[Stored items from a collection]
——————

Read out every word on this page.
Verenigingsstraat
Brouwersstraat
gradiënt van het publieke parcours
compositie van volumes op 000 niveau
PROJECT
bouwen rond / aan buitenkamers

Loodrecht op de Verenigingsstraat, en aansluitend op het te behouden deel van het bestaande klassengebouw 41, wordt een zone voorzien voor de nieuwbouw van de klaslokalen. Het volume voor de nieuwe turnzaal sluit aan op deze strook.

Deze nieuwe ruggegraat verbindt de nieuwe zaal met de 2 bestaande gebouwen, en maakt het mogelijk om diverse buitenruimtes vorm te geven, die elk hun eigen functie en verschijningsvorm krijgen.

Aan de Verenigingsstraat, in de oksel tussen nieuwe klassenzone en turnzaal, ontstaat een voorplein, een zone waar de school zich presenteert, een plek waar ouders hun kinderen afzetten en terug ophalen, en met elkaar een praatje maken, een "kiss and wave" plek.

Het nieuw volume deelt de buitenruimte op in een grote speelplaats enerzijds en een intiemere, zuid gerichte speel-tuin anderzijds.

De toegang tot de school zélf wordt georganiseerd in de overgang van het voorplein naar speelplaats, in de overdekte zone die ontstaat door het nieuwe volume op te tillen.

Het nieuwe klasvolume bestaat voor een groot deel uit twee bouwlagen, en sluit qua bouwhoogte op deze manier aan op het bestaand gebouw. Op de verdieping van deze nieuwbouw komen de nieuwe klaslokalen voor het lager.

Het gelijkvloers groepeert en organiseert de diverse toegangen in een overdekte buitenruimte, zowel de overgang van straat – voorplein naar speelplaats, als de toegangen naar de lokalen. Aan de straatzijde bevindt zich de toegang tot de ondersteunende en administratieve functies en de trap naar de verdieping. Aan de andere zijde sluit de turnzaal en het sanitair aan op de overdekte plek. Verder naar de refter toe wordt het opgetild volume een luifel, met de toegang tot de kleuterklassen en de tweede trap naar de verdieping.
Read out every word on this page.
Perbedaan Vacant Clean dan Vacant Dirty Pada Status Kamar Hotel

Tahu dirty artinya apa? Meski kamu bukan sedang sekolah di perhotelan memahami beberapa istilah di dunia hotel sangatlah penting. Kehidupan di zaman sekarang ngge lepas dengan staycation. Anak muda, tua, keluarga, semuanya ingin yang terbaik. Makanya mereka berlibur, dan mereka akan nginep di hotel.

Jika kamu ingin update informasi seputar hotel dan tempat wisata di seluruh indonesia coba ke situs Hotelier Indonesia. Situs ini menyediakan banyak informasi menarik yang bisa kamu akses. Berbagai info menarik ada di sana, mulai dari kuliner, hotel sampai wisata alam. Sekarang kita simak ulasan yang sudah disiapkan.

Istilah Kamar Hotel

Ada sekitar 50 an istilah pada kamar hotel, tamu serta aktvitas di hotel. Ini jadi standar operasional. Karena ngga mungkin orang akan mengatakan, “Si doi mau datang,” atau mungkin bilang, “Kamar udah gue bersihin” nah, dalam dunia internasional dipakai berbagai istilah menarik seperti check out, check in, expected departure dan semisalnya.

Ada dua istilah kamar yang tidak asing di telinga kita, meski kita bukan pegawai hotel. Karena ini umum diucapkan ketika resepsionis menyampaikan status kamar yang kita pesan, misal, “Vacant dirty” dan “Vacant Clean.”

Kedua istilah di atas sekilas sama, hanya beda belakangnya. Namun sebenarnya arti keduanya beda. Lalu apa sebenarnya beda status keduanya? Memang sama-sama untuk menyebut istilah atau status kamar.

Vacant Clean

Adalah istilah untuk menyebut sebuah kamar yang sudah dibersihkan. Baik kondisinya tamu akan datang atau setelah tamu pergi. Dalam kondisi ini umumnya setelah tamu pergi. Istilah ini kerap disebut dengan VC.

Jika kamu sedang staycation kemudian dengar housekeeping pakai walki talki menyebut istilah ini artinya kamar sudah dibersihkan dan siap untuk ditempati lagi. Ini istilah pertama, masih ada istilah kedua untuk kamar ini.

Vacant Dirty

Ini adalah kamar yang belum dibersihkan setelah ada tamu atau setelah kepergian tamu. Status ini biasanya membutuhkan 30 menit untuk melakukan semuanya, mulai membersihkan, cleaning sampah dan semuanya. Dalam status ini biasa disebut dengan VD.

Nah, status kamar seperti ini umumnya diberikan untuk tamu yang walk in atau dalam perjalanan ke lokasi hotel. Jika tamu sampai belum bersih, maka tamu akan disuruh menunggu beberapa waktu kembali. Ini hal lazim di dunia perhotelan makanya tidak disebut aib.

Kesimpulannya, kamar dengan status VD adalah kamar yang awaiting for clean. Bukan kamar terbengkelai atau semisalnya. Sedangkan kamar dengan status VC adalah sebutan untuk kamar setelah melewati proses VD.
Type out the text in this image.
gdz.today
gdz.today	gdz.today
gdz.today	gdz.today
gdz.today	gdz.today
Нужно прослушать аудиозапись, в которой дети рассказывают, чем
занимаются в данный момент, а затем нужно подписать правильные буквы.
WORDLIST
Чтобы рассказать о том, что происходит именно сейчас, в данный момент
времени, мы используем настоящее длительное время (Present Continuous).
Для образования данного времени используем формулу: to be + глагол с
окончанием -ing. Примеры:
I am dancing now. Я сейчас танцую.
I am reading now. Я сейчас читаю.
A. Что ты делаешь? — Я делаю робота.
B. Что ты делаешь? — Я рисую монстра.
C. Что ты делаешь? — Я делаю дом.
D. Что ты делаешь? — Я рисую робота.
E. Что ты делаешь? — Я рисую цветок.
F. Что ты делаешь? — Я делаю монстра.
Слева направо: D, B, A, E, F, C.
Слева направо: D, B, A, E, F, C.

——————

▸ **TO DO**: Quote every record above exactly.

▸ **COMPLETE ANSWER**:
Read out every word on this page.
Verenigingsstraat
Brouwersstraat
gradiënt van het publieke parcours
compositie van volumes op 000 niveau
PROJECT
bouwen rond / aan buitenkamers

Loodrecht op de Verenigingsstraat, en aansluitend op het te behouden deel van het bestaande klassengebouw 41, wordt een zone voorzien voor de nieuwbouw van de klaslokalen. Het volume voor de nieuwe turnzaal sluit aan op deze strook.

Deze nieuwe ruggegraat verbindt de nieuwe zaal met de 2 bestaande gebouwen, en maakt het mogelijk om diverse buitenruimtes vorm te geven, die elk hun eigen functie en verschijningsvorm krijgen.

Aan de Verenigingsstraat, in de oksel tussen nieuwe klassenzone en turnzaal, ontstaat een voorplein, een zone waar de school zich presenteert, een plek waar ouders hun kinderen afzetten en terug ophalen, en met elkaar een praatje maken, een "kiss and wave" plek.

Het nieuw volume deelt de buitenruimte op in een grote speelplaats enerzijds en een intiemere, zuid gerichte speel-tuin anderzijds.

De toegang tot de school zélf wordt georganiseerd in de overgang van het voorplein naar speelplaats, in de overdekte zone die ontstaat door het nieuwe volume op te tillen.

Het nieuwe klasvolume bestaat voor een groot deel uit twee bouwlagen, en sluit qua bouwhoogte op deze manier aan op het bestaand gebouw. Op de verdieping van deze nieuwbouw komen de nieuwe klaslokalen voor het lager.

Het gelijkvloers groepeert en organiseert de diverse toegangen in een overdekte buitenruimte, zowel de overgang van straat – voorplein naar speelplaats, als de toegangen naar de lokalen. Aan de straatzijde bevindt zich de toegang tot de ondersteunende en administratieve functies en de trap naar de verdieping. Aan de andere zijde sluit de turnzaal en het sanitair aan op de overdekte plek. Verder naar de refter toe wordt het opgetild volume een luifel, met de toegang tot de kleuterklassen en de tweede trap naar de verdieping.
Read out every word on this page.
Perbedaan Vacant Clean dan Vacant Dirty Pada Status Kamar Hotel

Tahu dirty artinya apa? Meski kamu bukan sedang sekolah di perhotelan memahami beberapa istilah di dunia hotel sangatlah penting. Kehidupan di zaman sekarang ngge lepas dengan staycation. Anak muda, tua, keluarga, semuanya ingin yang terbaik. Makanya mereka berlibur, dan mereka akan nginep di hotel.

Jika kamu ingin update informasi seputar hotel dan tempat wisata di seluruh indonesia coba ke situs Hotelier Indonesia. Situs ini menyediakan banyak informasi menarik yang bisa kamu akses. Berbagai info menarik ada di sana, mulai dari kuliner, hotel sampai wisata alam. Sekarang kita simak ulasan yang sudah disiapkan.

Istilah Kamar Hotel

Ada sekitar 50 an istilah pada kamar hotel, tamu serta aktvitas di hotel. Ini jadi standar operasional. Karena ngga mungkin orang akan mengatakan, “Si doi mau datang,” atau mungkin bilang, “Kamar udah gue bersihin” nah, dalam dunia internasional dipakai berbagai istilah menarik seperti check out, check in, expected departure dan semisalnya.

Ada dua istilah kamar yang tidak asing di telinga kita, meski kita bukan pegawai hotel. Karena ini umum diucapkan ketika resepsionis menyampaikan status kamar yang kita pesan, misal, “Vacant dirty” dan “Vacant Clean.”

Kedua istilah di atas sekilas sama, hanya beda belakangnya. Namun sebenarnya arti keduanya beda. Lalu apa sebenarnya beda status keduanya? Memang sama-sama untuk menyebut istilah atau status kamar.

Vacant Clean

Adalah istilah untuk menyebut sebuah kamar yang sudah dibersihkan. Baik kondisinya tamu akan datang atau setelah tamu pergi. Dalam kondisi ini umumnya setelah tamu pergi. Istilah ini kerap disebut dengan VC.

Jika kamu sedang staycation kemudian dengar housekeeping pakai walki talki menyebut istilah ini artinya kamar sudah dibersihkan dan siap untuk ditempati lagi. Ini istilah pertama, masih ada istilah kedua untuk kamar ini.

Vacant Dirty

Ini adalah kamar yang belum dibersihkan setelah ada tamu atau setelah kepergian tamu. Status ini biasanya membutuhkan 30 menit untuk melakukan semuanya, mulai membersihkan, cleaning sampah dan semuanya. Dalam status ini biasa disebut dengan VD.

Nah, status kamar seperti ini umumnya diberikan untuk tamu yang walk in atau dalam perjalanan ke lokasi hotel. Jika tamu sampai belum bersih, maka tamu akan disuruh menunggu beberapa waktu kembali. Ini hal lazim di dunia perhotelan makanya tidak disebut aib.

Kesimpulannya, kamar dengan status VD adalah kamar yang awaiting for clean. Bukan kamar terbengkelai atau semisalnya. Sedangkan kamar dengan status VC adalah sebutan untuk kamar setelah melewati proses VD.
Type out the text in this image.
gdz.today
gdz.today	gdz.today
gdz.today	gdz.today
gdz.today	gdz.today
Нужно прослушать аудиозапись, в которой дети рассказывают, чем
занимаются в данный момент, а затем нужно подписать правильные буквы.
WORDLIST
Чтобы рассказать о том, что происходит именно сейчас, в данный момент
времени, мы используем настоящее длительное время (Present Continuous).
Для образования данного времени используем формулу: to be + глагол с
окончанием -ing. Примеры:
I am dancing now. Я сейчас танцую.
I am reading now. Я сейчас читаю.
A. Что ты делаешь? — Я делаю робота.
B. Что ты делаешь? — Я рисую монстра.
C. Что ты делаешь? — Я делаю дом.
D. Что ты делаешь? — Я рисую робота.
E. Что ты делаешь? — Я рисую цветок.
F. Что ты делаешь? — Я делаю монстра.
Слева направо: D, B, A, E, F, C.
Слева направо: D, B, A, E, F, C.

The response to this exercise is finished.